--- Short task ---
Each line below that contains "them" counts once; report the total and nothing more.

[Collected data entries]

★ ★ ★ ★

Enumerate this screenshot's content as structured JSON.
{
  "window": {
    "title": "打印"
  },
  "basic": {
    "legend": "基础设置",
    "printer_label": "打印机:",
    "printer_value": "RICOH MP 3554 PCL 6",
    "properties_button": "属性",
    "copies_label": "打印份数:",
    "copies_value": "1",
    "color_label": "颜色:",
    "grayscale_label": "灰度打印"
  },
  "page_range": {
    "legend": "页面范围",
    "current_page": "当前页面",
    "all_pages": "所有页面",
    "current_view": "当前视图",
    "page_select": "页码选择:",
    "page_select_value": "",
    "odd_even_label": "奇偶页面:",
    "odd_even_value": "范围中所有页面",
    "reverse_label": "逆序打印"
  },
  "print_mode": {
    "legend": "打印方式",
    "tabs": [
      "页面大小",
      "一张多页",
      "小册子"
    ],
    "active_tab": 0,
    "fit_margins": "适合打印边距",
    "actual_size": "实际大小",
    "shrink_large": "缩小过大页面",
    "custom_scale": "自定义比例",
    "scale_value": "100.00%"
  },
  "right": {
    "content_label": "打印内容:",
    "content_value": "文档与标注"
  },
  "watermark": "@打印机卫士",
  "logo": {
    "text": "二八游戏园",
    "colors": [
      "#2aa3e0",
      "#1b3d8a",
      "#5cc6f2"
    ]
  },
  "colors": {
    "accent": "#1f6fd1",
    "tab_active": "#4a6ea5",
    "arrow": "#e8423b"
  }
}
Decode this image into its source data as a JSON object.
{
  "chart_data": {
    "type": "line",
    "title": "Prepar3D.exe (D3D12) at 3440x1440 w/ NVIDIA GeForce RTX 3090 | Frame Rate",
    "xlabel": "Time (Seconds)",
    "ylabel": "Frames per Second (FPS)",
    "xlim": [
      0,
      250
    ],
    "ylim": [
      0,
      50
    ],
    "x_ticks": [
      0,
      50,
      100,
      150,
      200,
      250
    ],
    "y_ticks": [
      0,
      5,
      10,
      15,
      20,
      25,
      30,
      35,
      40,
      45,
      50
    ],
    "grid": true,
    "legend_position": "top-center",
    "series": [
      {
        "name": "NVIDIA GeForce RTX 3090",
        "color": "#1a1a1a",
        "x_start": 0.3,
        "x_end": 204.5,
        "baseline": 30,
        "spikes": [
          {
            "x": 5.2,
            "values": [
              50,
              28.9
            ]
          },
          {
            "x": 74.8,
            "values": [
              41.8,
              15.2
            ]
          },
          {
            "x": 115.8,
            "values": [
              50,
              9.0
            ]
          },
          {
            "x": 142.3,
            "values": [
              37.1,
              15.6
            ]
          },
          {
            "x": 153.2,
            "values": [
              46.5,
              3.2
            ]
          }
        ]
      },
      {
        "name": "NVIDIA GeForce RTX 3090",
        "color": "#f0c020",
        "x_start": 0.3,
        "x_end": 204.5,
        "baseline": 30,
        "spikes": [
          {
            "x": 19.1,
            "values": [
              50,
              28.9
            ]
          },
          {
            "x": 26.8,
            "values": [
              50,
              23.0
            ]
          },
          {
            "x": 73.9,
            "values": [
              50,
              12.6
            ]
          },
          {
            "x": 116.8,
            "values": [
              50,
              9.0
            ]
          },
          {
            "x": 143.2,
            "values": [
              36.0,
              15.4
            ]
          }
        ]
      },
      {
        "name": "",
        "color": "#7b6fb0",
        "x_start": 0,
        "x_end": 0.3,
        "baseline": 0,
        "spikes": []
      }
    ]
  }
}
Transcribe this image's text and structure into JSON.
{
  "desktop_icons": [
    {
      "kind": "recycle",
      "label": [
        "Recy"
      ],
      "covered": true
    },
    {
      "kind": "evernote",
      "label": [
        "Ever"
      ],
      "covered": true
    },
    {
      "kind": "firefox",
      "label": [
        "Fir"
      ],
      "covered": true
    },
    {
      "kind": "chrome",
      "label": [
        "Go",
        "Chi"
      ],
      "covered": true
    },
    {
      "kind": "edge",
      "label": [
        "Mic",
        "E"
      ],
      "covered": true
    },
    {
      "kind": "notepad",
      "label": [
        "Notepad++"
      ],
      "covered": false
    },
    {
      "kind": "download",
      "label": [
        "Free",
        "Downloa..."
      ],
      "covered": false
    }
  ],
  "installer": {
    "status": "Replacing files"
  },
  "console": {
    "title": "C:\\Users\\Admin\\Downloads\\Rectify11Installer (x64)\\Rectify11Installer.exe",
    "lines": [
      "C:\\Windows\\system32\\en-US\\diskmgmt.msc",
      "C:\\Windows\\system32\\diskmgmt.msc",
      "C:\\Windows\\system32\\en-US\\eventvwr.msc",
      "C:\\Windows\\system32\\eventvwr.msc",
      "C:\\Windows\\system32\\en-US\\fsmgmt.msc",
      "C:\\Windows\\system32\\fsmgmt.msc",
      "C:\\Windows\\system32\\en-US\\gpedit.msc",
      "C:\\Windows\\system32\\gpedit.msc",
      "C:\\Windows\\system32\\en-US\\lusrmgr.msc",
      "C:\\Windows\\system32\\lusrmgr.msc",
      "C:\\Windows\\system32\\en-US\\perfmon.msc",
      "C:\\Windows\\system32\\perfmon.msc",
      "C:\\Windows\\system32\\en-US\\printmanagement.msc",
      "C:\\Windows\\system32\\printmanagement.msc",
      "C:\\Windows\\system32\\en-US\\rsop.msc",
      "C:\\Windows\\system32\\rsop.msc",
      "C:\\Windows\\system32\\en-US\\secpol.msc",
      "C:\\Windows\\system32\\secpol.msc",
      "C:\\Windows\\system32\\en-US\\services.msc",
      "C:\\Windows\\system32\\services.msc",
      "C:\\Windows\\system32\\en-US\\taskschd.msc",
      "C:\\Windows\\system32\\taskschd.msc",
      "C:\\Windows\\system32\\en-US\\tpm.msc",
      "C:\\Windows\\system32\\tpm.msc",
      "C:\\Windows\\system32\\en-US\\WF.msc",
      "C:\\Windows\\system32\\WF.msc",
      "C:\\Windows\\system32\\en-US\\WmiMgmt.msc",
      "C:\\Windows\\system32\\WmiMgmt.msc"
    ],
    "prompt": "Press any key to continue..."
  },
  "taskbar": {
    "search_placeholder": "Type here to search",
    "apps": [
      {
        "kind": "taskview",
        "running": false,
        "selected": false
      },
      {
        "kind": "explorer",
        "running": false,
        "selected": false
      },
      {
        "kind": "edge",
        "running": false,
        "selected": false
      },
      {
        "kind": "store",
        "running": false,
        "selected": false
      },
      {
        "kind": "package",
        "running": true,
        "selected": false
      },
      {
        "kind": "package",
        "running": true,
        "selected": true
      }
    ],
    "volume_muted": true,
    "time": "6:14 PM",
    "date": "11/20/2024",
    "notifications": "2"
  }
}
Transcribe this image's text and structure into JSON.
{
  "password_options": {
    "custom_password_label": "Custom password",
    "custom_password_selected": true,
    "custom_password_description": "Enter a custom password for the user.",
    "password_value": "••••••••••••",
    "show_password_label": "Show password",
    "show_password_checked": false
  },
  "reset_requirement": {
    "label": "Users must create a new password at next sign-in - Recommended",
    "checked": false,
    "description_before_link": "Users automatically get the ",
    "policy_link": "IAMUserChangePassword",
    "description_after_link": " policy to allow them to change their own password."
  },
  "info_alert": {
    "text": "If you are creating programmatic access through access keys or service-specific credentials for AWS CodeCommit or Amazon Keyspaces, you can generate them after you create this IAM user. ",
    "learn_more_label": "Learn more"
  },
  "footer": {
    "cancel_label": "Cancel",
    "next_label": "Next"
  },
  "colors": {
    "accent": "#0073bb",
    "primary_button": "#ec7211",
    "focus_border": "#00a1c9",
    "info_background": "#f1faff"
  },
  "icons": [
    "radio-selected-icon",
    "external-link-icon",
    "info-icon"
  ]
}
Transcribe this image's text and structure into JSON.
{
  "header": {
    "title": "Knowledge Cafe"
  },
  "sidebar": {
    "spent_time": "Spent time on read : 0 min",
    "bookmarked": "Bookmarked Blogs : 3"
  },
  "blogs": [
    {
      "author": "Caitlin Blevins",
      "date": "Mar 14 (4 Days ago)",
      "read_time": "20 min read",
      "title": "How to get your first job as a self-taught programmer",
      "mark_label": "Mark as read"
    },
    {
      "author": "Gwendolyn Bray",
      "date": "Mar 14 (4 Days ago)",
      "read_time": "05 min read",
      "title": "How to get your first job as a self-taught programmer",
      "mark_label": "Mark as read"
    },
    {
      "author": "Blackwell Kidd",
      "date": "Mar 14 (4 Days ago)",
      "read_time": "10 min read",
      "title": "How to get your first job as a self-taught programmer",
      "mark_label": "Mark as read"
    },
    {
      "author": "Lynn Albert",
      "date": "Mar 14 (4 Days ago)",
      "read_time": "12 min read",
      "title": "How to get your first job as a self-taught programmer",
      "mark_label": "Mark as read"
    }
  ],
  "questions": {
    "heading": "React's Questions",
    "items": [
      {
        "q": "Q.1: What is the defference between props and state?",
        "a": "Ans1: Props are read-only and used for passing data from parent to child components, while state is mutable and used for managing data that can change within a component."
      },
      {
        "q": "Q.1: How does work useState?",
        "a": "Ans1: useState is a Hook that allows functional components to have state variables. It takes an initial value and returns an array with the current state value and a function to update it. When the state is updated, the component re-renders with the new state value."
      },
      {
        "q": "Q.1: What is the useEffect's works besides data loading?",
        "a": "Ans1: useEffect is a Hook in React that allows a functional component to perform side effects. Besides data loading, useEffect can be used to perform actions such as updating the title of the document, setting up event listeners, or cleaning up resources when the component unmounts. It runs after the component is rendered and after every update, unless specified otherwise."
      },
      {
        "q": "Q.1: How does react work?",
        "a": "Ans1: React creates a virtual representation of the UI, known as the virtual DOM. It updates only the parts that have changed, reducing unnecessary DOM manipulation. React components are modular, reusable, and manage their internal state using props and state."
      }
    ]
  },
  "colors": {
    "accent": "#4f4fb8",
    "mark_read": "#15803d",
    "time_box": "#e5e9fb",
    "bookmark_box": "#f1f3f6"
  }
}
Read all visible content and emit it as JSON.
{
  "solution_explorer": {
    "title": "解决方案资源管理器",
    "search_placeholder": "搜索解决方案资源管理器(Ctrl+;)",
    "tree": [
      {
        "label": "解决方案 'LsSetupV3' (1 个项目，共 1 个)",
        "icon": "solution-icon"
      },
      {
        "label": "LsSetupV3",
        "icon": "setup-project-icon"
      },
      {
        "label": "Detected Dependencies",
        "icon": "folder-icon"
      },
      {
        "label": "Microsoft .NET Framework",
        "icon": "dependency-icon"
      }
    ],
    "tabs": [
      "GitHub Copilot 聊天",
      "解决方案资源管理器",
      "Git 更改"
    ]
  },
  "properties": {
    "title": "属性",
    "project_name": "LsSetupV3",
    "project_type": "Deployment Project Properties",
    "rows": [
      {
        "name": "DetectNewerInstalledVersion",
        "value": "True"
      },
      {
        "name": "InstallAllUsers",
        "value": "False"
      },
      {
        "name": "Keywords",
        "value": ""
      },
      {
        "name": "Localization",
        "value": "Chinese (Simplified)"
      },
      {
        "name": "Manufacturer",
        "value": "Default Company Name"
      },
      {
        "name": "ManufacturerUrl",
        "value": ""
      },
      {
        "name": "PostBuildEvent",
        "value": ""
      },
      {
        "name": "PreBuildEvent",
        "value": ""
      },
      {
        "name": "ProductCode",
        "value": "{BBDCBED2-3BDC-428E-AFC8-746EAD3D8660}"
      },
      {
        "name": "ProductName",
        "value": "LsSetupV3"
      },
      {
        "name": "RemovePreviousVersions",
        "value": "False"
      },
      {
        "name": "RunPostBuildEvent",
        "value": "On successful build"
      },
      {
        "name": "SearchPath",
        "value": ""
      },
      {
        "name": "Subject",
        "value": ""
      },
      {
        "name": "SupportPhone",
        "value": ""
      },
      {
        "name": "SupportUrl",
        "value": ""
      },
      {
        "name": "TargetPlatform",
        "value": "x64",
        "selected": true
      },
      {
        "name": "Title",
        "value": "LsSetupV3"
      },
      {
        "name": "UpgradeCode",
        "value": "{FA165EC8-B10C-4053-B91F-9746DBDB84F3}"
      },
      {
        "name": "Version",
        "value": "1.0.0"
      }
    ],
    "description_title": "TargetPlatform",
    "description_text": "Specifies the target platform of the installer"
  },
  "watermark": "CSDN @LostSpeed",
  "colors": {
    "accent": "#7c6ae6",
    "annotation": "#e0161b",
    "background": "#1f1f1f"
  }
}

★ ★ ★ ★

--- Solution below ---
2